→ **Dataset records**
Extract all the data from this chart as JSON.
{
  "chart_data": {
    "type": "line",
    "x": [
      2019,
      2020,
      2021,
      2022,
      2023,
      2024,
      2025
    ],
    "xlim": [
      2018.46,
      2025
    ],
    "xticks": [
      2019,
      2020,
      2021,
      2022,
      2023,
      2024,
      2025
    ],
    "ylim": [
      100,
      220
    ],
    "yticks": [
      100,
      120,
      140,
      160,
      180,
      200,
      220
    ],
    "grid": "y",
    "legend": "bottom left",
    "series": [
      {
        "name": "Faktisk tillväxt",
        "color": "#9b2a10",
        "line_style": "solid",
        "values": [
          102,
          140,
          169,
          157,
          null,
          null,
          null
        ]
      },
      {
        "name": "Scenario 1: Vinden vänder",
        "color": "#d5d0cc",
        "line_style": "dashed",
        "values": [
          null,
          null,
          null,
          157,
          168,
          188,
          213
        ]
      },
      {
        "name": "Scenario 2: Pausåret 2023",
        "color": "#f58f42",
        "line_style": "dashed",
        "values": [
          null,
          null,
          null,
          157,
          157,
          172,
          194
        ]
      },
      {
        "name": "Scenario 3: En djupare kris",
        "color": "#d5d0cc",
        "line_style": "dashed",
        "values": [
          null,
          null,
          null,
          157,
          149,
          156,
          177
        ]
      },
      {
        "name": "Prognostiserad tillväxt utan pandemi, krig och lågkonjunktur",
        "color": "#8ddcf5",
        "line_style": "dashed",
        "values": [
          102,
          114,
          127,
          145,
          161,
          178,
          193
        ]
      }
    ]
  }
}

→ **Problem statement**
From the entries above, copy out every line where the string "color" appears.

→ **Full response**
        "color": "#9b2a10",
        "color": "#d5d0cc",
        "color": "#f58f42",
        "color": "#d5d0cc",
        "color": "#8ddcf5",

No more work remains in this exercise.